• **THE EXERCISE**
Reproduce every record below exactly as written, leaving out any pictures.

— START INPUT —

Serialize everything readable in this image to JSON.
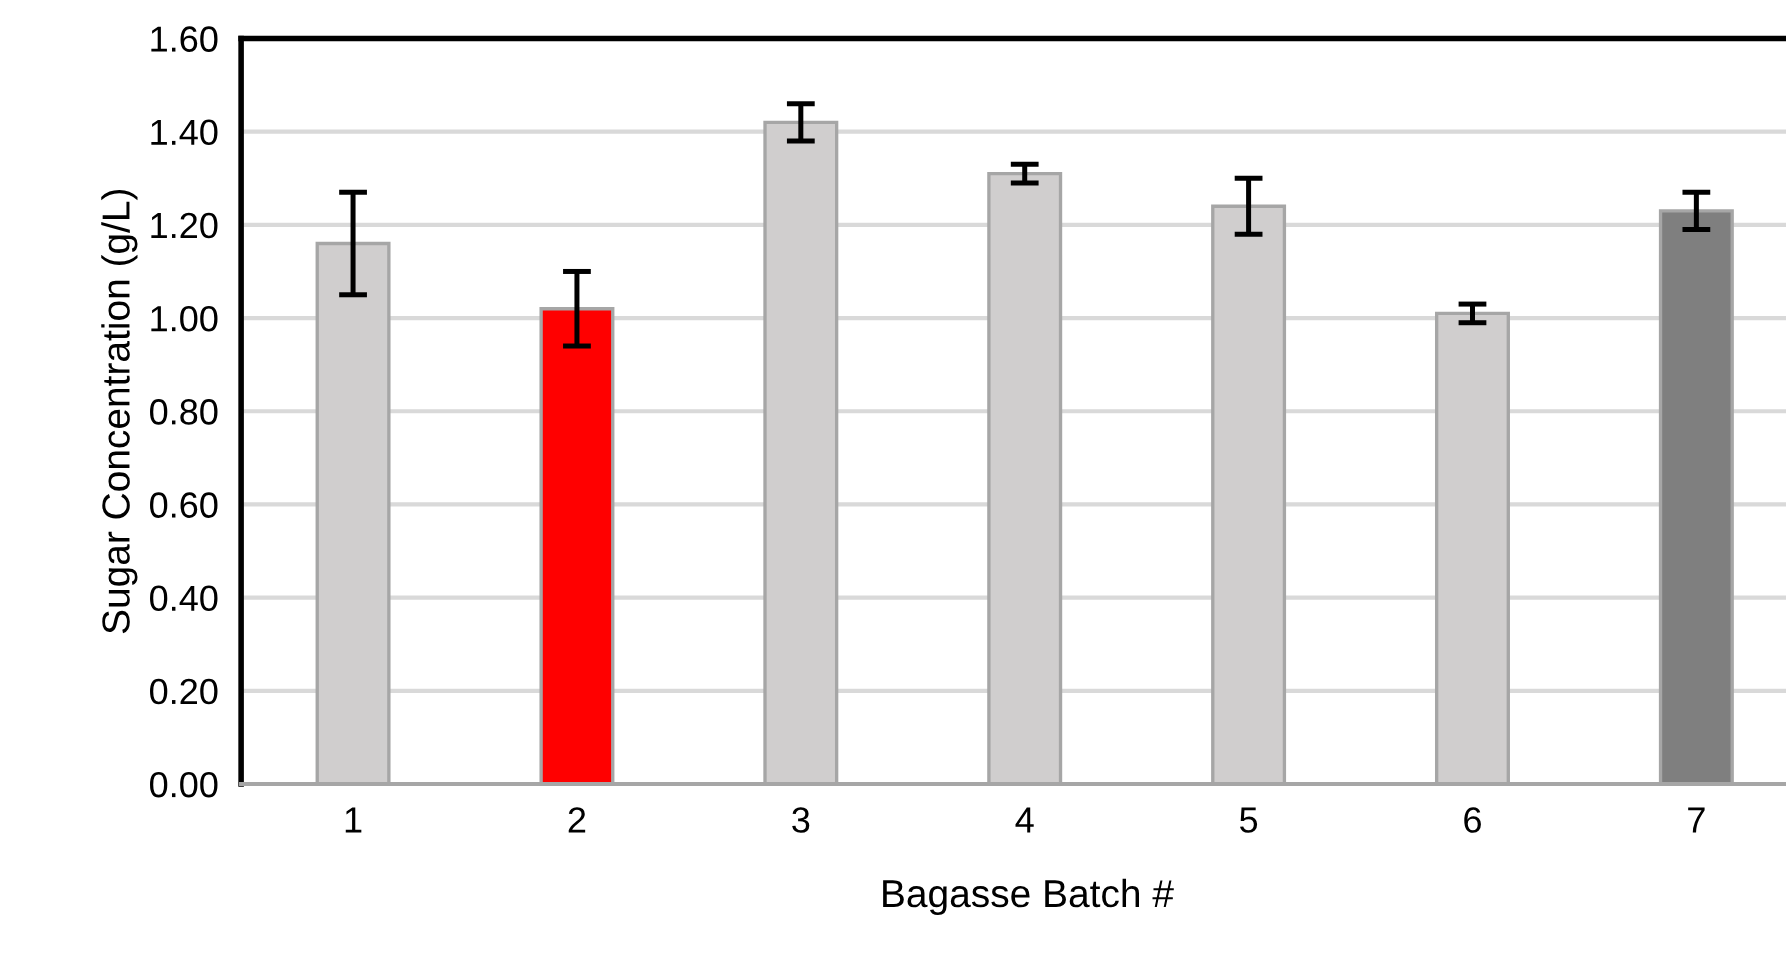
{
  "chart_data": {
    "type": "bar",
    "xlabel": "Bagasse Batch #",
    "ylabel": "Sugar Concentration (g/L)",
    "categories": [
      "1",
      "2",
      "3",
      "4",
      "5",
      "6",
      "7"
    ],
    "values": [
      1.16,
      1.02,
      1.42,
      1.31,
      1.24,
      1.01,
      1.23
    ],
    "errors": [
      0.11,
      0.08,
      0.04,
      0.02,
      0.06,
      0.02,
      0.04
    ],
    "colors": [
      "#d0cece",
      "#ff0000",
      "#d0cece",
      "#d0cece",
      "#d0cece",
      "#d0cece",
      "#7f7f7f"
    ],
    "ylim": [
      0,
      1.6
    ],
    "yticks": [
      {
        "value": 0,
        "label": "0.00"
      },
      {
        "value": 0.2,
        "label": "0.20"
      },
      {
        "value": 0.4,
        "label": "0.40"
      },
      {
        "value": 0.6,
        "label": "0.60"
      },
      {
        "value": 0.8,
        "label": "0.80"
      },
      {
        "value": 1.0,
        "label": "1.00"
      },
      {
        "value": 1.2,
        "label": "1.20"
      },
      {
        "value": 1.4,
        "label": "1.40"
      },
      {
        "value": 1.6,
        "label": "1.60"
      }
    ],
    "grid": "y",
    "legend": false
  }
}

— END INPUT —

• **RESPONSE TO THE TASK**
Serialize everything readable in this image to JSON.
{
  "chart_data": {
    "type": "bar",
    "xlabel": "Bagasse Batch #",
    "ylabel": "Sugar Concentration (g/L)",
    "categories": [
      "1",
      "2",
      "3",
      "4",
      "5",
      "6",
      "7"
    ],
    "values": [
      1.16,
      1.02,
      1.42,
      1.31,
      1.24,
      1.01,
      1.23
    ],
    "errors": [
      0.11,
      0.08,
      0.04,
      0.02,
      0.06,
      0.02,
      0.04
    ],
    "colors": [
      "#d0cece",
      "#ff0000",
      "#d0cece",
      "#d0cece",
      "#d0cece",
      "#d0cece",
      "#7f7f7f"
    ],
    "ylim": [
      0,
      1.6
    ],
    "yticks": [
      {
        "value": 0,
        "label": "0.00"
      },
      {
        "value": 0.2,
        "label": "0.20"
      },
      {
        "value": 0.4,
        "label": "0.40"
      },
      {
        "value": 0.6,
        "label": "0.60"
      },
      {
        "value": 0.8,
        "label": "0.80"
      },
      {
        "value": 1.0,
        "label": "1.00"
      },
      {
        "value": 1.2,
        "label": "1.20"
      },
      {
        "value": 1.4,
        "label": "1.40"
      },
      {
        "value": 1.6,
        "label": "1.60"
      }
    ],
    "grid": "y",
    "legend": false
  }
}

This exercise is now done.